◆ **Problem requirements**: Read through the records below and copy each line that uses the word "iklan".

◆ **Records provided**:
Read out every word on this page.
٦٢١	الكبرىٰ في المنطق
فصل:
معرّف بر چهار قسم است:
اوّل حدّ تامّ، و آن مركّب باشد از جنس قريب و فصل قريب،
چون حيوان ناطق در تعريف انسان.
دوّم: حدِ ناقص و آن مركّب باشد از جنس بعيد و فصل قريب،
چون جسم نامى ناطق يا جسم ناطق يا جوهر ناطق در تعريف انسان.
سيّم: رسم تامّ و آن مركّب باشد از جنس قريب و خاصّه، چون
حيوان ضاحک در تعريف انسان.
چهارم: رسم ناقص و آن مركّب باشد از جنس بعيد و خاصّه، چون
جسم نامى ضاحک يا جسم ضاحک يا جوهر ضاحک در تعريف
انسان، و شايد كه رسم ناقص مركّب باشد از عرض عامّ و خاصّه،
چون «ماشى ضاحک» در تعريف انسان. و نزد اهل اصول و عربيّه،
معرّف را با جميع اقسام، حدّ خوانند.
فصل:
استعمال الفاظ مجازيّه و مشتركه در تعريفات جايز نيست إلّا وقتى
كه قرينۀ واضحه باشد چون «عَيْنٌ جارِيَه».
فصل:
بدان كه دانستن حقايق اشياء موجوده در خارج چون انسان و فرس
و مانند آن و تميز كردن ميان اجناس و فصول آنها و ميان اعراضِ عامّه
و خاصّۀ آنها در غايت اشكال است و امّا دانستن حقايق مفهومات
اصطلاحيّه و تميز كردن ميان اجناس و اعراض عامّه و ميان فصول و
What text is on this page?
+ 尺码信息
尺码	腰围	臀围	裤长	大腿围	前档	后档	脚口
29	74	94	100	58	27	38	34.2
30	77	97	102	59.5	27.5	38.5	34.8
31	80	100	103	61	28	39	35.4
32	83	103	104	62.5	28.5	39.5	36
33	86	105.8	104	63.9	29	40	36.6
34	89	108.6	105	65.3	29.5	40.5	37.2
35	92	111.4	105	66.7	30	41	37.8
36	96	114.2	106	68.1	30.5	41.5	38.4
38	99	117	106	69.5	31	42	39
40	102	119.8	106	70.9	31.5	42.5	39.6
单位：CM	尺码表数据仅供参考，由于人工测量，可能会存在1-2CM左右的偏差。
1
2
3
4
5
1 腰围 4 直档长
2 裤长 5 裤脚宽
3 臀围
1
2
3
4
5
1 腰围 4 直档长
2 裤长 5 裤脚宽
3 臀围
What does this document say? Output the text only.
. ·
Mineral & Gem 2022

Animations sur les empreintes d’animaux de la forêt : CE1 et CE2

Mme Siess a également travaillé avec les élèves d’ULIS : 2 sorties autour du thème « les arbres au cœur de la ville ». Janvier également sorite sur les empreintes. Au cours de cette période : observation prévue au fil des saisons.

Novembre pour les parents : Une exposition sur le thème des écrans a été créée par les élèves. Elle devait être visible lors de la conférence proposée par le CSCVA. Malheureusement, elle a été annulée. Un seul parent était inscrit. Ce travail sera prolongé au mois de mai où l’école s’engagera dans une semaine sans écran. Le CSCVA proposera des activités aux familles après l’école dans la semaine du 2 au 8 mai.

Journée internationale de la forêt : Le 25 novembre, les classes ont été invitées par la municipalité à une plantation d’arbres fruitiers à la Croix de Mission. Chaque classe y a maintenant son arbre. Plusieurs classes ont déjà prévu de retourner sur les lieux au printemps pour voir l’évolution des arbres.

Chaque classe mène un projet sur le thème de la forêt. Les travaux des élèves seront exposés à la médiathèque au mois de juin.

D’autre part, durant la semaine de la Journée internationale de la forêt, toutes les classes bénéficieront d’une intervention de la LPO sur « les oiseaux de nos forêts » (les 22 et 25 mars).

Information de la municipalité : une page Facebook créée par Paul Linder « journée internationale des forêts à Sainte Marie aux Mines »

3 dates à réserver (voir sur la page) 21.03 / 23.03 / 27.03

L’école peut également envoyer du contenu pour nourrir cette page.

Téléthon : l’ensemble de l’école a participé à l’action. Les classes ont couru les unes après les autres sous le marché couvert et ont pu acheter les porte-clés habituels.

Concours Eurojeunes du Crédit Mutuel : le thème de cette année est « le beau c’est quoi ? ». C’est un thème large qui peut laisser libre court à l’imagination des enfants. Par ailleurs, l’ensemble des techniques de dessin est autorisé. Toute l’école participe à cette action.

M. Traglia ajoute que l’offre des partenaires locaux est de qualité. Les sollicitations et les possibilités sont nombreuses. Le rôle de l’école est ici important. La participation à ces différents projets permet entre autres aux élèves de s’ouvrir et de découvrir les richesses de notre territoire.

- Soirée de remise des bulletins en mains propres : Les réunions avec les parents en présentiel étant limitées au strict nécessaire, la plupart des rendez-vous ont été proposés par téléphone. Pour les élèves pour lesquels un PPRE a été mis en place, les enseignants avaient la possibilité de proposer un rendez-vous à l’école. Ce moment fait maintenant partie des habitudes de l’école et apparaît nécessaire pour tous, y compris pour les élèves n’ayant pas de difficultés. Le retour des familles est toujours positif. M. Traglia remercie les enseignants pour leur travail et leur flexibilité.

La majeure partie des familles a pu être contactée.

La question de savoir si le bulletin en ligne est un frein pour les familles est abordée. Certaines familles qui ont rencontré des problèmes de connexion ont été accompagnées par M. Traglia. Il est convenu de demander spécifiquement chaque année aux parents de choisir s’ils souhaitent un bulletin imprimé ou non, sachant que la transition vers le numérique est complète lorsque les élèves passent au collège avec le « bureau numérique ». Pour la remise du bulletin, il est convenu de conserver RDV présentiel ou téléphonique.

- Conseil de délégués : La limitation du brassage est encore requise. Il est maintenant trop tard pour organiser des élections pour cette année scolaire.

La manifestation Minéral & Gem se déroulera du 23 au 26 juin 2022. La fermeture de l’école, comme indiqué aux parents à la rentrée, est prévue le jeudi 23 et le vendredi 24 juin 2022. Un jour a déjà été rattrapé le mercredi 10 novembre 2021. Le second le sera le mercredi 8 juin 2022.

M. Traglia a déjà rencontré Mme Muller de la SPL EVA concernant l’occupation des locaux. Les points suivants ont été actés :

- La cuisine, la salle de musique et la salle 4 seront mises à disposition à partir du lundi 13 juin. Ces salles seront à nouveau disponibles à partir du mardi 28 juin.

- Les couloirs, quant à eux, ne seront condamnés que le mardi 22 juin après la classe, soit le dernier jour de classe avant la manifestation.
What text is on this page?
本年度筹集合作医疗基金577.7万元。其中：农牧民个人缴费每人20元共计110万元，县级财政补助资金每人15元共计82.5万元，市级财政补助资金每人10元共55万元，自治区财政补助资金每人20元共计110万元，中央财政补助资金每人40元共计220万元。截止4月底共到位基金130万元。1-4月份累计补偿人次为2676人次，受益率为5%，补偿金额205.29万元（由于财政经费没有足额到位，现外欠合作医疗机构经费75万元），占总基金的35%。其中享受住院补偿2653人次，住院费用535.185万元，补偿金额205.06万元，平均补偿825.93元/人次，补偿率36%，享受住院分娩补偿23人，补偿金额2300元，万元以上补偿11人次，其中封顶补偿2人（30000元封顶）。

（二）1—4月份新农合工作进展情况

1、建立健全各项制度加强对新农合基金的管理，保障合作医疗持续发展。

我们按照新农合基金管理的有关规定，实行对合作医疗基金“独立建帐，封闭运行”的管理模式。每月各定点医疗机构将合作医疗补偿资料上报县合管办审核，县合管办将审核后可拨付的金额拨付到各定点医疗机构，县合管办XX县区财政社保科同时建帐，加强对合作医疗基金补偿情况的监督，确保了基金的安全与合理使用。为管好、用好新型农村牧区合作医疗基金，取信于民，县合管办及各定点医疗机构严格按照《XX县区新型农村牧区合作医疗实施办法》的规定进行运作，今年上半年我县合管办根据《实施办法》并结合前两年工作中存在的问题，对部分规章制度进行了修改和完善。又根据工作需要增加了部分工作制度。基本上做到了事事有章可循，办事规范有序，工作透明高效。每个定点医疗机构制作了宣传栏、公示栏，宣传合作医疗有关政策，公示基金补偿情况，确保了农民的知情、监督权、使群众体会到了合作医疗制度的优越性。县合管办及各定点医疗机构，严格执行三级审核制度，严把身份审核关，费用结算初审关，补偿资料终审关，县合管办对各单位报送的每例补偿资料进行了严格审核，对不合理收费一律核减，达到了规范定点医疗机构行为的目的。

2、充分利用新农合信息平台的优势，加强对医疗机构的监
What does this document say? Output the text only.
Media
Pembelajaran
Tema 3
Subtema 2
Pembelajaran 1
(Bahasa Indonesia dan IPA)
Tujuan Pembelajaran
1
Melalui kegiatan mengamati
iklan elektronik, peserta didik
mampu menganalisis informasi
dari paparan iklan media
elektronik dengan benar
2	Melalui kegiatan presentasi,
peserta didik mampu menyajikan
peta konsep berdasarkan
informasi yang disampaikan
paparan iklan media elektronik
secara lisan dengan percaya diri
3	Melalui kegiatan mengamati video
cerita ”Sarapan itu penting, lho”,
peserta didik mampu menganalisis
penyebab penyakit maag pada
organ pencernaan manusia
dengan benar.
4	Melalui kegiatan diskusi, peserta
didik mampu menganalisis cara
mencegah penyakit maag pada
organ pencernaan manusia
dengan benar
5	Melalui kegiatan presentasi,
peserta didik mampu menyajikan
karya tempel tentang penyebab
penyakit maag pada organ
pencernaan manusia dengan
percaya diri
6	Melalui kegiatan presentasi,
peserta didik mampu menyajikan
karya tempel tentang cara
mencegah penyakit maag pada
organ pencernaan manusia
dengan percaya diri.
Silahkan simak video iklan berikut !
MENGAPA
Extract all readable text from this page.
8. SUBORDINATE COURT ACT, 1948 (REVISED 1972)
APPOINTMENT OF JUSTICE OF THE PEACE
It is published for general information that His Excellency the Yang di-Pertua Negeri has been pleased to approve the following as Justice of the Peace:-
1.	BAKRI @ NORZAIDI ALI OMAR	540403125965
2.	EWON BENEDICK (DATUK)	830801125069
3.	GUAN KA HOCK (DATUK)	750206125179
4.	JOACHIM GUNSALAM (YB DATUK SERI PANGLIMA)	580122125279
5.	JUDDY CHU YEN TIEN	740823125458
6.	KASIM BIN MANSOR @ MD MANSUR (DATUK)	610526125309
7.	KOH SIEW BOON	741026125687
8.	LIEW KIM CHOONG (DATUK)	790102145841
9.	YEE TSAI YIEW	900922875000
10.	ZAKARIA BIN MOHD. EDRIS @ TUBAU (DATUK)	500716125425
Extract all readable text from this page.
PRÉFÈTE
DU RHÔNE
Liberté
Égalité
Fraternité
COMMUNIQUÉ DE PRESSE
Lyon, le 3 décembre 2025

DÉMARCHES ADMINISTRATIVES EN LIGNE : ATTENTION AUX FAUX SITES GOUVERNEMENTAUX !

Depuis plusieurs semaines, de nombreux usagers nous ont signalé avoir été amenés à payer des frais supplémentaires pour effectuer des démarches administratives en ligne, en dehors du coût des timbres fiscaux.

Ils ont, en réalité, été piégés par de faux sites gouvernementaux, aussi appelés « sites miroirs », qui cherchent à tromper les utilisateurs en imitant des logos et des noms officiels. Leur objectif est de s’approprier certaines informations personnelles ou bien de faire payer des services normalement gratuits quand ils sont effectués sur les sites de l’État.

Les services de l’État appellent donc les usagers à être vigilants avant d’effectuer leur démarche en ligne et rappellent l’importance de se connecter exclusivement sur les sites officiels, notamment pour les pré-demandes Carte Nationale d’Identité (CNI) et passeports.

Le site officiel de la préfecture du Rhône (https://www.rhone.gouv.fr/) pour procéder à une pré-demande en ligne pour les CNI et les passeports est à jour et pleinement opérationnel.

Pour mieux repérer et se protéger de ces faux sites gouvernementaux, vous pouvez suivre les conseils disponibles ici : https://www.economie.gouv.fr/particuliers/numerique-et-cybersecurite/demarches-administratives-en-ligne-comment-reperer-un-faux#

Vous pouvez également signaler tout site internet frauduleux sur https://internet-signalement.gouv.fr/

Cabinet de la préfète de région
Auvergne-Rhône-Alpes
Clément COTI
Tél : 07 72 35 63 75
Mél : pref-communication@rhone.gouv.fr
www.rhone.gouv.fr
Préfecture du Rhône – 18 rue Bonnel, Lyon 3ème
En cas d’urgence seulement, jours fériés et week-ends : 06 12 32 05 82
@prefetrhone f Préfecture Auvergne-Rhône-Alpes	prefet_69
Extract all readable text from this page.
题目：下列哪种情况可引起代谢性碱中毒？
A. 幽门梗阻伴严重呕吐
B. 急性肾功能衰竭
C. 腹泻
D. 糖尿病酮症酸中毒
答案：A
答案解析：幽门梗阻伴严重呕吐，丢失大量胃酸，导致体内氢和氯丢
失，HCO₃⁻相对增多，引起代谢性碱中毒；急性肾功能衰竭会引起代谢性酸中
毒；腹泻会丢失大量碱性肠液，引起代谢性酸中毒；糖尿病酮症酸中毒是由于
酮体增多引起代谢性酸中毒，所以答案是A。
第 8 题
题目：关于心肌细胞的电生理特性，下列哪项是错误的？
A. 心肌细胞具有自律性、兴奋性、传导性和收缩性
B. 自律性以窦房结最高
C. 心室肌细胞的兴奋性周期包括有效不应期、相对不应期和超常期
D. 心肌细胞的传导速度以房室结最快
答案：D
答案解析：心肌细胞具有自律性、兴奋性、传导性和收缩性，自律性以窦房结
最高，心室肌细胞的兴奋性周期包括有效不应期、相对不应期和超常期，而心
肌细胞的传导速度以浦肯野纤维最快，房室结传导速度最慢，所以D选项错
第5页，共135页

◆ **Task result**:
iklan elektronik, peserta didik
dari paparan iklan media
paparan iklan media elektronik
Silahkan simak video iklan berikut !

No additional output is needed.